### [Exercise objective]
Count how many lines of the records contain the string "Rosshütte", treating uppercase and lowercase as different. Reply with only the number.

[Items from a dataset]
________________________
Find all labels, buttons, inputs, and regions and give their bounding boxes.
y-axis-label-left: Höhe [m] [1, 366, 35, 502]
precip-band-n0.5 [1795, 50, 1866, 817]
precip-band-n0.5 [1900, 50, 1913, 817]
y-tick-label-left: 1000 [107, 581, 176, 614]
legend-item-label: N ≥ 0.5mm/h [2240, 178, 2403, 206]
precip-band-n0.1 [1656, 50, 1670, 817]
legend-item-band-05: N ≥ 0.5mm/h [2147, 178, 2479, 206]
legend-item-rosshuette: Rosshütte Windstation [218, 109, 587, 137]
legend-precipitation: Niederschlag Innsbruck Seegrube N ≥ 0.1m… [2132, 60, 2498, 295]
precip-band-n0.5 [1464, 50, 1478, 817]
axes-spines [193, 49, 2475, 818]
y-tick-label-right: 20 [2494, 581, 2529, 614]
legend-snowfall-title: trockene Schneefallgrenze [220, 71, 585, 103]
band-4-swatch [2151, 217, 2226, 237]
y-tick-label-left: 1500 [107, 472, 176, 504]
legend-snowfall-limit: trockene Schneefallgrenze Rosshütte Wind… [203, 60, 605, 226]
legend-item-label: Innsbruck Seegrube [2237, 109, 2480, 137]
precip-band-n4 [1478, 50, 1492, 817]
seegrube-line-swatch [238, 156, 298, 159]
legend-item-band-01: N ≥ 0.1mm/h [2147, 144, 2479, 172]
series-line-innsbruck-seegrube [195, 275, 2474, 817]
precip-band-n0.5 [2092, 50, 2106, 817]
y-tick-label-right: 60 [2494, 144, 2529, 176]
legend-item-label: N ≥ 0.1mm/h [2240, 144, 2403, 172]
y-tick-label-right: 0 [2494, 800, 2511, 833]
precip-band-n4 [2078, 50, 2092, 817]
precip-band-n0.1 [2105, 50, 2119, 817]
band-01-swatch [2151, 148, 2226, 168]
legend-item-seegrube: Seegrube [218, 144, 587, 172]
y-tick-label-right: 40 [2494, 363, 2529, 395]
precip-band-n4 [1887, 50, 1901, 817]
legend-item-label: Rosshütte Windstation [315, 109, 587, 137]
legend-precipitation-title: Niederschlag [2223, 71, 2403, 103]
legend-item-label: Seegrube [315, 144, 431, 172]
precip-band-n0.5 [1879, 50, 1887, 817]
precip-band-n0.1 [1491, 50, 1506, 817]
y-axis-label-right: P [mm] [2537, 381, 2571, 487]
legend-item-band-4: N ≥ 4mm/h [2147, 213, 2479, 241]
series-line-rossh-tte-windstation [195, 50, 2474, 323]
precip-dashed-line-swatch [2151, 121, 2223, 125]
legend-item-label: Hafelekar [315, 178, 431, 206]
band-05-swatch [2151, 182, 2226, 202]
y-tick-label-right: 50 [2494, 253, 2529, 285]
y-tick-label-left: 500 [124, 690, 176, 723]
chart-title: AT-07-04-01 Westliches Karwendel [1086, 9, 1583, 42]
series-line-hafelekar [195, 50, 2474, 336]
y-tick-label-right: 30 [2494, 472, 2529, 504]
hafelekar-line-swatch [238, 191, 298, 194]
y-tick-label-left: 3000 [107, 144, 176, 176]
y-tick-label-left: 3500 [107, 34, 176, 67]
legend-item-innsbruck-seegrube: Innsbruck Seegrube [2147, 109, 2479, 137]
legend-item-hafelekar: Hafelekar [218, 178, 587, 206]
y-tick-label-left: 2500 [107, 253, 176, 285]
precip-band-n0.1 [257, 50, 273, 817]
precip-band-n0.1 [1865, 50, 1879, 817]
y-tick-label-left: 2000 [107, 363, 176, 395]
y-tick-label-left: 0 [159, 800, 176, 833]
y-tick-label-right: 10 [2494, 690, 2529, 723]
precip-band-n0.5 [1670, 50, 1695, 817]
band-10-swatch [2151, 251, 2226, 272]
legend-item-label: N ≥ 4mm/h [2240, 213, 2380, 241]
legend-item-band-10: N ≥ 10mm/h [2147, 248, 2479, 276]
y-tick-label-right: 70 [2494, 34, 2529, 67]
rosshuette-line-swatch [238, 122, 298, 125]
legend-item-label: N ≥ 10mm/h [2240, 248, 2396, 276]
________________________
### [Exercise output]
3